(Dataset items)

▼

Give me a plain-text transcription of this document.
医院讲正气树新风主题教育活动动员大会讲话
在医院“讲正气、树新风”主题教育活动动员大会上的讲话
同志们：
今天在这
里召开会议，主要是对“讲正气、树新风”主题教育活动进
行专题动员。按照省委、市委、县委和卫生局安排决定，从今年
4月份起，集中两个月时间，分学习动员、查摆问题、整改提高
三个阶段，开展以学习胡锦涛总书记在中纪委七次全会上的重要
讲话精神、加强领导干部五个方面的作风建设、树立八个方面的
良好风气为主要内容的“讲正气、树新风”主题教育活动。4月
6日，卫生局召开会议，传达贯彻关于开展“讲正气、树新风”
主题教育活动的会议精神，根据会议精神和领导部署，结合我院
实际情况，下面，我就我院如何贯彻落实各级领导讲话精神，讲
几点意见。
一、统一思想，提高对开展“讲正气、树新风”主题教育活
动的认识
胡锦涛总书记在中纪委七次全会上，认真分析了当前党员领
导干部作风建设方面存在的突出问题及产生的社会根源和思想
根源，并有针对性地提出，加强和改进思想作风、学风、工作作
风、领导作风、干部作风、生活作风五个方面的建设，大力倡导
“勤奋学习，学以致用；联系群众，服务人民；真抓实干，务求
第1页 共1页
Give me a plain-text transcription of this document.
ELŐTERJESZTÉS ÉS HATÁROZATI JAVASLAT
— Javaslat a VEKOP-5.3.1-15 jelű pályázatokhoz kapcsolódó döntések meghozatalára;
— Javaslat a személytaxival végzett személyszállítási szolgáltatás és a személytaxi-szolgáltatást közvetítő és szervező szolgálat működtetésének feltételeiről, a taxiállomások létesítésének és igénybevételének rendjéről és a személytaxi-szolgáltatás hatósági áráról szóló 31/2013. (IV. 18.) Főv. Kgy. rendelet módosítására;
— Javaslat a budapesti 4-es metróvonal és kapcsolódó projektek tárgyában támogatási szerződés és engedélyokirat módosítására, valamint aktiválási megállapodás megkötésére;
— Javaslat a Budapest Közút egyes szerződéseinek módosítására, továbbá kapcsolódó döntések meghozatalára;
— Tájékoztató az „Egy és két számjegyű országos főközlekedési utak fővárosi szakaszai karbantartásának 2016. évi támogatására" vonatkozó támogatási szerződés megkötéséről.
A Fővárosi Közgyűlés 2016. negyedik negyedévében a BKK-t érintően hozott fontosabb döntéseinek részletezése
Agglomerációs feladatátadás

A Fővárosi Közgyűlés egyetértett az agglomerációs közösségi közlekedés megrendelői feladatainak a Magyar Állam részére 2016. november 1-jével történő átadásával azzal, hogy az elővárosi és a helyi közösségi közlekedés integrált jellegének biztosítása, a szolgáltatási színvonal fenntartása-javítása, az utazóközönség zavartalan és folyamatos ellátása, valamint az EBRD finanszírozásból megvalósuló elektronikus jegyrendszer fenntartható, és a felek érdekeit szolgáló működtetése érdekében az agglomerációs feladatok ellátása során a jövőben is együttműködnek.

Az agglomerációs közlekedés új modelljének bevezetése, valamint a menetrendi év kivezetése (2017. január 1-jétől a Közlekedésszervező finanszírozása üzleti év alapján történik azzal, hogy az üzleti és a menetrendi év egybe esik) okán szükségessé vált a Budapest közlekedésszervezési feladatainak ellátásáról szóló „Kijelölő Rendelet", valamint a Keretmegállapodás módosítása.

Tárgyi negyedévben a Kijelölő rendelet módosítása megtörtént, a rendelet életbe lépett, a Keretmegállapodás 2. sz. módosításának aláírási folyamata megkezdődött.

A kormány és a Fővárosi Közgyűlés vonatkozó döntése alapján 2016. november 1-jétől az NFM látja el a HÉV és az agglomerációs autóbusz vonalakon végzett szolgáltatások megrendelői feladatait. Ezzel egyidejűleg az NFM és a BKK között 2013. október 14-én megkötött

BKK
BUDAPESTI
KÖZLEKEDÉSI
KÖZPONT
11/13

▲
▼

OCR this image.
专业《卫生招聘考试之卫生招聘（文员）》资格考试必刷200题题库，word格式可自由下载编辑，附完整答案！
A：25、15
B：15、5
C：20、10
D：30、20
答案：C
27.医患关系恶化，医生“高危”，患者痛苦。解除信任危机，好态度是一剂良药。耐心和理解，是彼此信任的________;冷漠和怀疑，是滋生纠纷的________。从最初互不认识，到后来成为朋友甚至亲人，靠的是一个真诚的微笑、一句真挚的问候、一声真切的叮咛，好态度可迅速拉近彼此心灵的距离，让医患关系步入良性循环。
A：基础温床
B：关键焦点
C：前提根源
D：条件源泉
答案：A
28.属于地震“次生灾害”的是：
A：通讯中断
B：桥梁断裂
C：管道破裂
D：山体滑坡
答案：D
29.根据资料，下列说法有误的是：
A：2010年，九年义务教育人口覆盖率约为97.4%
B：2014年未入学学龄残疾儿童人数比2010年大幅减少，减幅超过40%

▲
▼

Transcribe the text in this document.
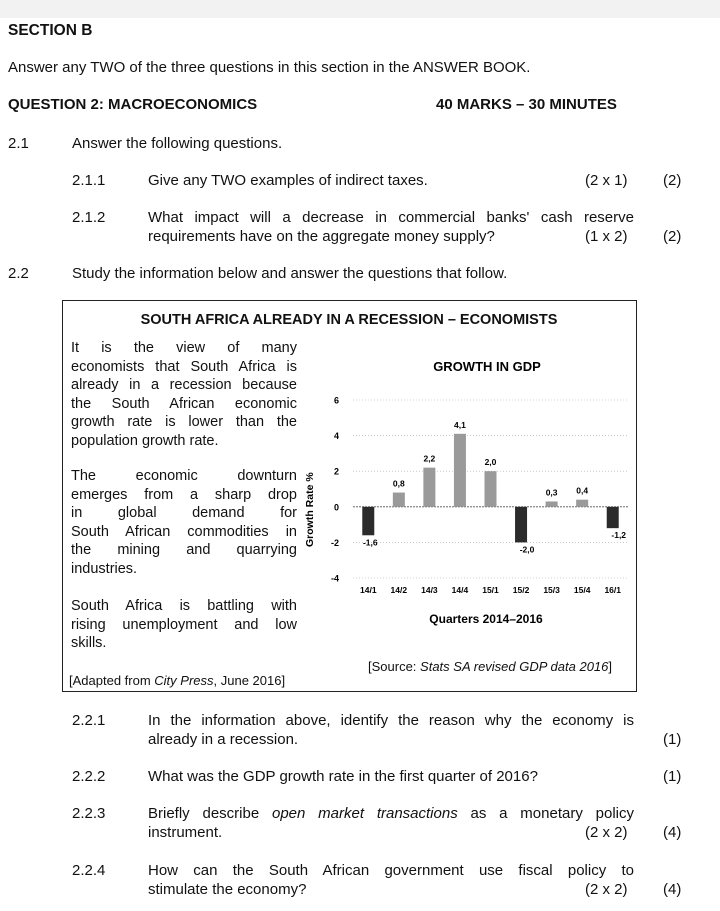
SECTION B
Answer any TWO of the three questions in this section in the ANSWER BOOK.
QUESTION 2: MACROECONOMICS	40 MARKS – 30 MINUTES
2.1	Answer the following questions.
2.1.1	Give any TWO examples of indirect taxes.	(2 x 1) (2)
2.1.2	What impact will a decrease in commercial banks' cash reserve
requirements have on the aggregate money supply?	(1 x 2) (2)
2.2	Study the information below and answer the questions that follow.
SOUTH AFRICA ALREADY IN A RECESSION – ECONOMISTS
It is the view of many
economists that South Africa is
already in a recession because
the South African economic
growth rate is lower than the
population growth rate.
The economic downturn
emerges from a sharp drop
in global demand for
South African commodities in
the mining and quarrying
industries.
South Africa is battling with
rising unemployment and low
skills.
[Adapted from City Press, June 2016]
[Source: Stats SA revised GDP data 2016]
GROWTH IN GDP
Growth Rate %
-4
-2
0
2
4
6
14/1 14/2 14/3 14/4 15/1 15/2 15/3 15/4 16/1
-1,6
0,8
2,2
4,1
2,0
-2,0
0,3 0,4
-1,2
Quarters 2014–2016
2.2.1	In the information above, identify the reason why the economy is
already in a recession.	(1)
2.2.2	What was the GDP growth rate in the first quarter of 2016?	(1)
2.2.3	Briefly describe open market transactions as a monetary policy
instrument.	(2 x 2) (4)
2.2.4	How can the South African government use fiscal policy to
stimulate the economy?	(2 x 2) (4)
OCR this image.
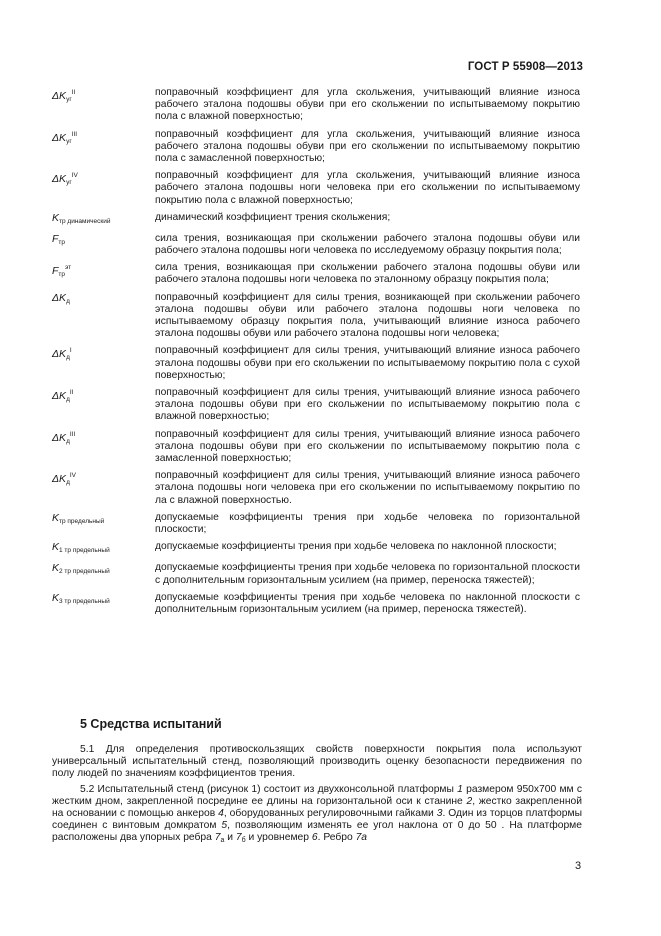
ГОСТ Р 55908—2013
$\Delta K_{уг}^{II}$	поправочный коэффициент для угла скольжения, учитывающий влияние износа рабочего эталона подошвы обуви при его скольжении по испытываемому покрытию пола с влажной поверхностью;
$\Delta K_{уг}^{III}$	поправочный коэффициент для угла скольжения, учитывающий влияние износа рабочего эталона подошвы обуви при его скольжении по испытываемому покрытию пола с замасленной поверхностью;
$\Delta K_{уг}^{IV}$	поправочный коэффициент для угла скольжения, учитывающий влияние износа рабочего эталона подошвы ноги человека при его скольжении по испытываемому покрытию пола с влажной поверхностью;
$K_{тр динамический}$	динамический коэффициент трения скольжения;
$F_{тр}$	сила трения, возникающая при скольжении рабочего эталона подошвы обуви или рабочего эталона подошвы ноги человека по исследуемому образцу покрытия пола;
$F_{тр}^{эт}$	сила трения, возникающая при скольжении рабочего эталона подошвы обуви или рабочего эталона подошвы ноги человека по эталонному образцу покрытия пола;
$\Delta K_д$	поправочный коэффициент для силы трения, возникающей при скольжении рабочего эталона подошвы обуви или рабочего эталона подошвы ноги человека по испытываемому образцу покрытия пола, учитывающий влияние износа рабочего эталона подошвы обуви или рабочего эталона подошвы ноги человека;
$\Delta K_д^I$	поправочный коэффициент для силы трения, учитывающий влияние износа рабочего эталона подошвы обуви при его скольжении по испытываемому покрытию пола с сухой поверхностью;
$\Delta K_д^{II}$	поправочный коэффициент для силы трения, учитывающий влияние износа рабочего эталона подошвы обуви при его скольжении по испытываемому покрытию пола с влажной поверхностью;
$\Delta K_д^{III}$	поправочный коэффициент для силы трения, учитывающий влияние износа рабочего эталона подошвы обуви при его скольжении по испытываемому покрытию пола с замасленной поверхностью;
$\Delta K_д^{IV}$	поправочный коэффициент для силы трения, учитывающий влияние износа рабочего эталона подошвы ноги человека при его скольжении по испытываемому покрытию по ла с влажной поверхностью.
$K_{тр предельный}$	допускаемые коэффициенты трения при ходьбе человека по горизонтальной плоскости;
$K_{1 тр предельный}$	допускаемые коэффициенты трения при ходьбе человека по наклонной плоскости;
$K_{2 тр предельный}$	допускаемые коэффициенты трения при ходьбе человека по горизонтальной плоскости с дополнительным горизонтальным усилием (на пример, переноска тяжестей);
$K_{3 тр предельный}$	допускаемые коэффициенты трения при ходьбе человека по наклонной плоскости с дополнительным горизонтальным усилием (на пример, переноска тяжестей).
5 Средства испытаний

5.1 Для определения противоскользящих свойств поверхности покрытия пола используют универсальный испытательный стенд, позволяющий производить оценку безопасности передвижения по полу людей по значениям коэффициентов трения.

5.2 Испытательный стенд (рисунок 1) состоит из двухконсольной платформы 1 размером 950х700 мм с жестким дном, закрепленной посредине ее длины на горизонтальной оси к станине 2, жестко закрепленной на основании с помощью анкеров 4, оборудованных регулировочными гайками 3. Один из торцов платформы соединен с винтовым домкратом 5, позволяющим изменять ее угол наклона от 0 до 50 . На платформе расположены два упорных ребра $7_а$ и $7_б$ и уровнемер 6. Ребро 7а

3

▲

* **SHORT TASK**
For each line above that contains the word "végzett", copy that line.

* **ANSWER TO THE TASK**
— Javaslat a személytaxival végzett személyszállítási szolgáltatás és a személytaxi-szolgáltatást közvetítő és szervező szolgálat működtetésének feltételeiről, a taxiállomások létesítésének és igénybevételének rendjéről és a személytaxi-szolgáltatás hatósági áráról szóló 31/2013. (IV. 18.) Főv. Kgy. rendelet módosítására;
A kormány és a Fővárosi Közgyűlés vonatkozó döntése alapján 2016. november 1-jétől az NFM látja el a HÉV és az agglomerációs autóbusz vonalakon végzett szolgáltatások megrendelői feladatait. Ezzel egyidejűleg az NFM és a BKK között 2013. október 14-én megkötött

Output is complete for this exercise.